* _TASK PROMPT_
Lay out all the lines below as a numbered list, skipping any blank ones and leaving the pictures out.

Records of where the elements appear
+===+
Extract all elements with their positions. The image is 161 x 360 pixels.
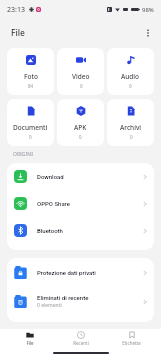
staticText: Audio (121, 72, 140, 81)
button[interactable]: Download (7, 163, 154, 190)
button[interactable]: Foto (7, 48, 54, 95)
staticText: 0 (130, 134, 133, 140)
staticText: File (11, 27, 25, 39)
button[interactable]: Etichette (106, 329, 157, 348)
staticText: 98% (142, 6, 154, 14)
staticText: 0 (80, 83, 83, 89)
staticText: Etichette (122, 340, 141, 346)
staticText: 84 (28, 83, 34, 89)
staticText: 0 (29, 134, 32, 140)
button[interactable]: Eliminati di recente (7, 286, 154, 317)
button[interactable]: Protezione dati privati (7, 259, 154, 286)
button[interactable]: OPPO Share (7, 190, 154, 217)
staticText: APK (74, 123, 87, 132)
staticText: Recenti (73, 340, 89, 346)
staticText: Protezione dati privati (37, 269, 96, 276)
button[interactable]: Archivi (107, 99, 154, 146)
staticText: Download (37, 173, 64, 180)
button[interactable]: Audio (107, 48, 154, 95)
staticText: Video (72, 72, 90, 81)
staticText: File (26, 340, 34, 346)
button[interactable]: APK (57, 99, 104, 146)
button[interactable]: File (4, 329, 55, 348)
staticText: Archivi (120, 123, 142, 132)
staticText: Eliminati di recente (37, 294, 89, 301)
staticText: 0 (129, 83, 132, 89)
staticText: Bluetooth (37, 227, 63, 234)
staticText: ORIGINI (13, 151, 33, 158)
button[interactable]: More options (138, 23, 158, 43)
button[interactable]: Video (57, 48, 104, 95)
staticText: 23:13 (7, 5, 25, 15)
staticText: 0 (79, 134, 82, 140)
button[interactable]: Recenti (55, 329, 106, 348)
staticText: Documenti (13, 123, 48, 132)
staticText: OPPO Share (37, 200, 70, 207)
button[interactable]: Bluetooth (7, 217, 154, 244)
button[interactable]: Documenti (7, 99, 54, 146)
staticText: 0 elementi (37, 302, 62, 309)
staticText: Foto (24, 72, 38, 81)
+===+
* _SOLUTION BELOW_
1. Extract all elements with their positions. The image is 161 x 360 pixels.
2. staticText: Audio (121, 72, 140, 81)
3. button[interactable]: Download (7, 163, 154, 190)
4. button[interactable]: Foto (7, 48, 54, 95)
5. staticText: 0 (130, 134, 133, 140)
6. staticText: File (11, 27, 25, 39)
7. button[interactable]: Etichette (106, 329, 157, 348)
8. staticText: 98% (142, 6, 154, 14)
9. staticText: 0 (80, 83, 83, 89)
10. staticText: Etichette (122, 340, 141, 346)
11. staticText: 84 (28, 83, 34, 89)
12. staticText: 0 (29, 134, 32, 140)
13. button[interactable]: Eliminati di recente (7, 286, 154, 317)
14. button[interactable]: Protezione dati privati (7, 259, 154, 286)
15. button[interactable]: OPPO Share (7, 190, 154, 217)
16. staticText: APK (74, 123, 87, 132)
17. staticText: Recenti (73, 340, 89, 346)
18. staticText: Protezione dati privati (37, 269, 96, 276)
19. button[interactable]: Archivi (107, 99, 154, 146)
20. staticText: Download (37, 173, 64, 180)
21. button[interactable]: Audio (107, 48, 154, 95)
22. staticText: Video (72, 72, 90, 81)
23. staticText: File (26, 340, 34, 346)
24. button[interactable]: APK (57, 99, 104, 146)
25. button[interactable]: File (4, 329, 55, 348)
26. staticText: Archivi (120, 123, 142, 132)
27. staticText: Eliminati di recente (37, 294, 89, 301)
28. staticText: 0 (129, 83, 132, 89)
29. staticText: Bluetooth (37, 227, 63, 234)
30. staticText: ORIGINI (13, 151, 33, 158)
31. button[interactable]: More options (138, 23, 158, 43)
32. button[interactable]: Video (57, 48, 104, 95)
33. staticText: 23:13 (7, 5, 25, 15)
34. staticText: 0 (79, 134, 82, 140)
35. button[interactable]: Recenti (55, 329, 106, 348)
36. staticText: Documenti (13, 123, 48, 132)
37. staticText: OPPO Share (37, 200, 70, 207)
38. button[interactable]: Bluetooth (7, 217, 154, 244)
39. button[interactable]: Documenti (7, 99, 54, 146)
40. staticText: 0 elementi (37, 302, 62, 309)
41. staticText: Foto (24, 72, 38, 81)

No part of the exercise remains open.